The exercise: Output all of the records exactly as written.

[Records from a data collection]
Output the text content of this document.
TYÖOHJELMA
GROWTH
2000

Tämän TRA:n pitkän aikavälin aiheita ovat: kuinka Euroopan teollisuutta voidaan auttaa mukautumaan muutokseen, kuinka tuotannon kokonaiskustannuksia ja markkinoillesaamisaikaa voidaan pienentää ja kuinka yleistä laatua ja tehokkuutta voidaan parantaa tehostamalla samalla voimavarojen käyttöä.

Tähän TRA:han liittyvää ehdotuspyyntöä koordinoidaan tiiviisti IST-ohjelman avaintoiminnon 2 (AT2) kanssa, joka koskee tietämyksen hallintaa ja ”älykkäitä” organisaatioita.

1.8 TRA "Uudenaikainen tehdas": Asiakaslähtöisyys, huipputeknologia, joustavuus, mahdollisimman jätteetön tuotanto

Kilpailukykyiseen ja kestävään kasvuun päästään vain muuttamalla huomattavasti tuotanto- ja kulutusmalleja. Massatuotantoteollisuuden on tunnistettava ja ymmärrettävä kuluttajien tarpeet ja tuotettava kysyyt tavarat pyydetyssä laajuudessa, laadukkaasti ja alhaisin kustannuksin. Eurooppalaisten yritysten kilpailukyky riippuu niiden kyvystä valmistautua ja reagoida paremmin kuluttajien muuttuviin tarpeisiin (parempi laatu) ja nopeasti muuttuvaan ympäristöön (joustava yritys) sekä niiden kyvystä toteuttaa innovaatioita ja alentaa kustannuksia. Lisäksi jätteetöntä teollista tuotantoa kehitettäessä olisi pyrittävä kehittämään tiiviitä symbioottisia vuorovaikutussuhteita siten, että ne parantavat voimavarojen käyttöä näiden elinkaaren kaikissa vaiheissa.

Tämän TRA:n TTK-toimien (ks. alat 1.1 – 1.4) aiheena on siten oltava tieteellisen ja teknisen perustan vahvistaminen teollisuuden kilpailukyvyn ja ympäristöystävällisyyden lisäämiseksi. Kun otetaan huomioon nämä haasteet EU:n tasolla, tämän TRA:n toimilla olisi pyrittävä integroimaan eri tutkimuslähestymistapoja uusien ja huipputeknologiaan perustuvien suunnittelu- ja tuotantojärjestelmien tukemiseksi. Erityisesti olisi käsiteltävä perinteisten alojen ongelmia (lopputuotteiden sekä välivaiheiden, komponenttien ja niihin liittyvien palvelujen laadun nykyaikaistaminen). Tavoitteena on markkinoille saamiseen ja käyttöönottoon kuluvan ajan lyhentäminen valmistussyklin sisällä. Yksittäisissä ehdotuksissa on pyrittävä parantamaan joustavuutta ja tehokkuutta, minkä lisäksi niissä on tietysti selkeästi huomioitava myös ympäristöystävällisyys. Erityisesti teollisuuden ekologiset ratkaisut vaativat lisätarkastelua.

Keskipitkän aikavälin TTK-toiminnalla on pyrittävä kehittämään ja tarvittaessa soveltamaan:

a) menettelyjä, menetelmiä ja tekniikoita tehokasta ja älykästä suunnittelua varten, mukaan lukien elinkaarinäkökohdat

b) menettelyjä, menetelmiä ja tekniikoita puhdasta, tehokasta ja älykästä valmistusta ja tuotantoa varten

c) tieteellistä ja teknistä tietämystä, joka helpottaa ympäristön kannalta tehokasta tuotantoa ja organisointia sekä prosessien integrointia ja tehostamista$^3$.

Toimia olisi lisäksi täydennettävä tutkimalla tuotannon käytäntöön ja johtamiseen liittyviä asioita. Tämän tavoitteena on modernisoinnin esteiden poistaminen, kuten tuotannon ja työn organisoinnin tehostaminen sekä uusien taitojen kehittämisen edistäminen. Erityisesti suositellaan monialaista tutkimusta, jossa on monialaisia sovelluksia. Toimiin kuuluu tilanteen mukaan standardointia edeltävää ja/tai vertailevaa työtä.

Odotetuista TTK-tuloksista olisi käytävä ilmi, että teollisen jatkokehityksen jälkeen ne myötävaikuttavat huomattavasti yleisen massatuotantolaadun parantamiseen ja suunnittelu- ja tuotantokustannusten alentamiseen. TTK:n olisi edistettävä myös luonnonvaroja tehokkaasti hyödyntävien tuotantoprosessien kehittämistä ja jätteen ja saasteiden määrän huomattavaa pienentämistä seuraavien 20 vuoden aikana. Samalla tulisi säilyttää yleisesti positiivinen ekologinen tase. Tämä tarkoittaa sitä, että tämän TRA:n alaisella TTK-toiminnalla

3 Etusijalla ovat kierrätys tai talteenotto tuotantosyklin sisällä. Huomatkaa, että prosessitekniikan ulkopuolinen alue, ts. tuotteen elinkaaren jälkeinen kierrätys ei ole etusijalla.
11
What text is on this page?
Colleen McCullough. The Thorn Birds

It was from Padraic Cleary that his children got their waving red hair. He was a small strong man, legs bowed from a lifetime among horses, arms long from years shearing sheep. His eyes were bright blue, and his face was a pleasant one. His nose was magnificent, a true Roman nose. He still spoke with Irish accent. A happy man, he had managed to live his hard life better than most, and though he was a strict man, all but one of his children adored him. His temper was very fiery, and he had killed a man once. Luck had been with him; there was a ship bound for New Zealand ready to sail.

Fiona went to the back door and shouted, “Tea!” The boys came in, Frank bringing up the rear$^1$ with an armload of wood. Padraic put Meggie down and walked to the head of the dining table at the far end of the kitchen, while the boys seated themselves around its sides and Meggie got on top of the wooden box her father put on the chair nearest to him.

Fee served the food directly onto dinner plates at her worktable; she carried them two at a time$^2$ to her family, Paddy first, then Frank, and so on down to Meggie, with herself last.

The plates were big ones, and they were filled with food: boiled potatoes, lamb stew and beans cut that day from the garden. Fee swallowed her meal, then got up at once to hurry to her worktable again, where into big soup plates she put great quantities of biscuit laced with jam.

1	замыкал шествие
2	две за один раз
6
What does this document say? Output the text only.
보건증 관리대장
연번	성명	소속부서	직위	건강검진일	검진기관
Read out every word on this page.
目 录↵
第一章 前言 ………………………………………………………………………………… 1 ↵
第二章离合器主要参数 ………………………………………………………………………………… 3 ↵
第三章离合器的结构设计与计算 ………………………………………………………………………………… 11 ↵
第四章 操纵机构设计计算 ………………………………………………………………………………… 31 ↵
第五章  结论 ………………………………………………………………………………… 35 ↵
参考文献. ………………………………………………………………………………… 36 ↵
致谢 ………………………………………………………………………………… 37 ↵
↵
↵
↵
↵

Task result:
Output the text content of this document.
TYÖOHJELMA
GROWTH
2000

Tämän TRA:n pitkän aikavälin aiheita ovat: kuinka Euroopan teollisuutta voidaan auttaa mukautumaan muutokseen, kuinka tuotannon kokonaiskustannuksia ja markkinoillesaamisaikaa voidaan pienentää ja kuinka yleistä laatua ja tehokkuutta voidaan parantaa tehostamalla samalla voimavarojen käyttöä.

Tähän TRA:han liittyvää ehdotuspyyntöä koordinoidaan tiiviisti IST-ohjelman avaintoiminnon 2 (AT2) kanssa, joka koskee tietämyksen hallintaa ja ”älykkäitä” organisaatioita.

1.8 TRA "Uudenaikainen tehdas": Asiakaslähtöisyys, huipputeknologia, joustavuus, mahdollisimman jätteetön tuotanto

Kilpailukykyiseen ja kestävään kasvuun päästään vain muuttamalla huomattavasti tuotanto- ja kulutusmalleja. Massatuotantoteollisuuden on tunnistettava ja ymmärrettävä kuluttajien tarpeet ja tuotettava kysyyt tavarat pyydetyssä laajuudessa, laadukkaasti ja alhaisin kustannuksin. Eurooppalaisten yritysten kilpailukyky riippuu niiden kyvystä valmistautua ja reagoida paremmin kuluttajien muuttuviin tarpeisiin (parempi laatu) ja nopeasti muuttuvaan ympäristöön (joustava yritys) sekä niiden kyvystä toteuttaa innovaatioita ja alentaa kustannuksia. Lisäksi jätteetöntä teollista tuotantoa kehitettäessä olisi pyrittävä kehittämään tiiviitä symbioottisia vuorovaikutussuhteita siten, että ne parantavat voimavarojen käyttöä näiden elinkaaren kaikissa vaiheissa.

Tämän TRA:n TTK-toimien (ks. alat 1.1 – 1.4) aiheena on siten oltava tieteellisen ja teknisen perustan vahvistaminen teollisuuden kilpailukyvyn ja ympäristöystävällisyyden lisäämiseksi. Kun otetaan huomioon nämä haasteet EU:n tasolla, tämän TRA:n toimilla olisi pyrittävä integroimaan eri tutkimuslähestymistapoja uusien ja huipputeknologiaan perustuvien suunnittelu- ja tuotantojärjestelmien tukemiseksi. Erityisesti olisi käsiteltävä perinteisten alojen ongelmia (lopputuotteiden sekä välivaiheiden, komponenttien ja niihin liittyvien palvelujen laadun nykyaikaistaminen). Tavoitteena on markkinoille saamiseen ja käyttöönottoon kuluvan ajan lyhentäminen valmistussyklin sisällä. Yksittäisissä ehdotuksissa on pyrittävä parantamaan joustavuutta ja tehokkuutta, minkä lisäksi niissä on tietysti selkeästi huomioitava myös ympäristöystävällisyys. Erityisesti teollisuuden ekologiset ratkaisut vaativat lisätarkastelua.

Keskipitkän aikavälin TTK-toiminnalla on pyrittävä kehittämään ja tarvittaessa soveltamaan:

a) menettelyjä, menetelmiä ja tekniikoita tehokasta ja älykästä suunnittelua varten, mukaan lukien elinkaarinäkökohdat

b) menettelyjä, menetelmiä ja tekniikoita puhdasta, tehokasta ja älykästä valmistusta ja tuotantoa varten

c) tieteellistä ja teknistä tietämystä, joka helpottaa ympäristön kannalta tehokasta tuotantoa ja organisointia sekä prosessien integrointia ja tehostamista$^3$.

Toimia olisi lisäksi täydennettävä tutkimalla tuotannon käytäntöön ja johtamiseen liittyviä asioita. Tämän tavoitteena on modernisoinnin esteiden poistaminen, kuten tuotannon ja työn organisoinnin tehostaminen sekä uusien taitojen kehittämisen edistäminen. Erityisesti suositellaan monialaista tutkimusta, jossa on monialaisia sovelluksia. Toimiin kuuluu tilanteen mukaan standardointia edeltävää ja/tai vertailevaa työtä.

Odotetuista TTK-tuloksista olisi käytävä ilmi, että teollisen jatkokehityksen jälkeen ne myötävaikuttavat huomattavasti yleisen massatuotantolaadun parantamiseen ja suunnittelu- ja tuotantokustannusten alentamiseen. TTK:n olisi edistettävä myös luonnonvaroja tehokkaasti hyödyntävien tuotantoprosessien kehittämistä ja jätteen ja saasteiden määrän huomattavaa pienentämistä seuraavien 20 vuoden aikana. Samalla tulisi säilyttää yleisesti positiivinen ekologinen tase. Tämä tarkoittaa sitä, että tämän TRA:n alaisella TTK-toiminnalla

3 Etusijalla ovat kierrätys tai talteenotto tuotantosyklin sisällä. Huomatkaa, että prosessitekniikan ulkopuolinen alue, ts. tuotteen elinkaaren jälkeinen kierrätys ei ole etusijalla.
11
What text is on this page?
Colleen McCullough. The Thorn Birds

It was from Padraic Cleary that his children got their waving red hair. He was a small strong man, legs bowed from a lifetime among horses, arms long from years shearing sheep. His eyes were bright blue, and his face was a pleasant one. His nose was magnificent, a true Roman nose. He still spoke with Irish accent. A happy man, he had managed to live his hard life better than most, and though he was a strict man, all but one of his children adored him. His temper was very fiery, and he had killed a man once. Luck had been with him; there was a ship bound for New Zealand ready to sail.

Fiona went to the back door and shouted, “Tea!” The boys came in, Frank bringing up the rear$^1$ with an armload of wood. Padraic put Meggie down and walked to the head of the dining table at the far end of the kitchen, while the boys seated themselves around its sides and Meggie got on top of the wooden box her father put on the chair nearest to him.

Fee served the food directly onto dinner plates at her worktable; she carried them two at a time$^2$ to her family, Paddy first, then Frank, and so on down to Meggie, with herself last.

The plates were big ones, and they were filled with food: boiled potatoes, lamb stew and beans cut that day from the garden. Fee swallowed her meal, then got up at once to hurry to her worktable again, where into big soup plates she put great quantities of biscuit laced with jam.

1	замыкал шествие
2	две за один раз
6
What does this document say? Output the text only.
보건증 관리대장
연번	성명	소속부서	직위	건강검진일	검진기관
Read out every word on this page.
目 录↵
第一章 前言 ………………………………………………………………………………… 1 ↵
第二章离合器主要参数 ………………………………………………………………………………… 3 ↵
第三章离合器的结构设计与计算 ………………………………………………………………………………… 11 ↵
第四章 操纵机构设计计算 ………………………………………………………………………………… 31 ↵
第五章  结论 ………………………………………………………………………………… 35 ↵
参考文献. ………………………………………………………………………………… 36 ↵
致谢 ………………………………………………………………………………… 37 ↵
↵
↵
↵
↵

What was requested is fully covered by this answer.